Repeat the full listing, word for word.

***** Input material

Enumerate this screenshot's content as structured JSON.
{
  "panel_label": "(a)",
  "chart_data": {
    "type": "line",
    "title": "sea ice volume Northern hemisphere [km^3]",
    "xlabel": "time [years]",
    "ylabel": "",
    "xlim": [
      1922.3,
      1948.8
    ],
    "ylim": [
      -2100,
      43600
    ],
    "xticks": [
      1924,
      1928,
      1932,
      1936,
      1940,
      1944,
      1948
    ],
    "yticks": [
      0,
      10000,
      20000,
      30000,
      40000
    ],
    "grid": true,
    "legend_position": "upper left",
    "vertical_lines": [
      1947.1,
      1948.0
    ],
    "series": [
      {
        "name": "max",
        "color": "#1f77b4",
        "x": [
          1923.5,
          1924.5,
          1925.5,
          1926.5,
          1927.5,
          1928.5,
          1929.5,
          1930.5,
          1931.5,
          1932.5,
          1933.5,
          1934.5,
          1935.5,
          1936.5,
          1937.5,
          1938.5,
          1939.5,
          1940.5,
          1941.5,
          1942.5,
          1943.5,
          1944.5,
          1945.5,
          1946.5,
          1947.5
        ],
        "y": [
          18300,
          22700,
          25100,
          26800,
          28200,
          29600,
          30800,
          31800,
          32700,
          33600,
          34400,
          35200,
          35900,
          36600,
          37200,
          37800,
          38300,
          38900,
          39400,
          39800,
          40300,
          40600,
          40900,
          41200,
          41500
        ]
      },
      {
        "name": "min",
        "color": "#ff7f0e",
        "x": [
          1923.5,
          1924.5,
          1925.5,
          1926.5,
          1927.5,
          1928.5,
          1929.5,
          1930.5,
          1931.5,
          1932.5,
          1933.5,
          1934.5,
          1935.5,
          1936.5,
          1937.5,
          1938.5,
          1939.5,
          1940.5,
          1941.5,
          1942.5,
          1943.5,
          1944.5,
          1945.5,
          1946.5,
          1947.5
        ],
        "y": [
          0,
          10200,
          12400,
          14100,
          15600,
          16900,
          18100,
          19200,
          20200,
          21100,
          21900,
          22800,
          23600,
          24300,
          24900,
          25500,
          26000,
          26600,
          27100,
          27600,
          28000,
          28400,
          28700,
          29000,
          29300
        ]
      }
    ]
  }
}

**********

Task result:
Enumerate this screenshot's content as structured JSON.
{
  "panel_label": "(a)",
  "chart_data": {
    "type": "line",
    "title": "sea ice volume Northern hemisphere [km^3]",
    "xlabel": "time [years]",
    "ylabel": "",
    "xlim": [
      1922.3,
      1948.8
    ],
    "ylim": [
      -2100,
      43600
    ],
    "xticks": [
      1924,
      1928,
      1932,
      1936,
      1940,
      1944,
      1948
    ],
    "yticks": [
      0,
      10000,
      20000,
      30000,
      40000
    ],
    "grid": true,
    "legend_position": "upper left",
    "vertical_lines": [
      1947.1,
      1948.0
    ],
    "series": [
      {
        "name": "max",
        "color": "#1f77b4",
        "x": [
          1923.5,
          1924.5,
          1925.5,
          1926.5,
          1927.5,
          1928.5,
          1929.5,
          1930.5,
          1931.5,
          1932.5,
          1933.5,
          1934.5,
          1935.5,
          1936.5,
          1937.5,
          1938.5,
          1939.5,
          1940.5,
          1941.5,
          1942.5,
          1943.5,
          1944.5,
          1945.5,
          1946.5,
          1947.5
        ],
        "y": [
          18300,
          22700,
          25100,
          26800,
          28200,
          29600,
          30800,
          31800,
          32700,
          33600,
          34400,
          35200,
          35900,
          36600,
          37200,
          37800,
          38300,
          38900,
          39400,
          39800,
          40300,
          40600,
          40900,
          41200,
          41500
        ]
      },
      {
        "name": "min",
        "color": "#ff7f0e",
        "x": [
          1923.5,
          1924.5,
          1925.5,
          1926.5,
          1927.5,
          1928.5,
          1929.5,
          1930.5,
          1931.5,
          1932.5,
          1933.5,
          1934.5,
          1935.5,
          1936.5,
          1937.5,
          1938.5,
          1939.5,
          1940.5,
          1941.5,
          1942.5,
          1943.5,
          1944.5,
          1945.5,
          1946.5,
          1947.5
        ],
        "y": [
          0,
          10200,
          12400,
          14100,
          15600,
          16900,
          18100,
          19200,
          20200,
          21100,
          21900,
          22800,
          23600,
          24300,
          24900,
          25500,
          26000,
          26600,
          27100,
          27600,
          28000,
          28400,
          28700,
          29000,
          29300
        ]
      }
    ]
  }
}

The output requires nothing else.